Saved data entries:
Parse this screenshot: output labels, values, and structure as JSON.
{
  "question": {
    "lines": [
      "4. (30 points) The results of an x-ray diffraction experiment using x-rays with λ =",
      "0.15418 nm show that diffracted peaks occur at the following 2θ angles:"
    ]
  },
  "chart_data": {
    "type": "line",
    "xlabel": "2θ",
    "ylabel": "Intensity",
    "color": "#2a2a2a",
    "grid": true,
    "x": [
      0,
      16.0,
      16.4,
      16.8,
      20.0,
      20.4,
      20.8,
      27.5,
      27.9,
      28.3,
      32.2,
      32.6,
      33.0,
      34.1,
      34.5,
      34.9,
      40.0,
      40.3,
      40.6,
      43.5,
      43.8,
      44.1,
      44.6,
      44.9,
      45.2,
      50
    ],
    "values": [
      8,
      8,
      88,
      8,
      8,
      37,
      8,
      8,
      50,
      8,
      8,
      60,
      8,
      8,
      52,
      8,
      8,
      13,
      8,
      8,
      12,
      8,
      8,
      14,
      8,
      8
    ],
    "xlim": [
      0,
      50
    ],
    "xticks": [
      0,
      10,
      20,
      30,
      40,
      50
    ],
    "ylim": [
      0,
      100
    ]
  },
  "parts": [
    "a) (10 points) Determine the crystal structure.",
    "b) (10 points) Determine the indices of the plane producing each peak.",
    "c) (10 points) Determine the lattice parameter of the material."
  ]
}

● **Task goal**:
Report the number of lines of the listing above that hold the string "Determine", with no other text.

● **Solution to this task**:
3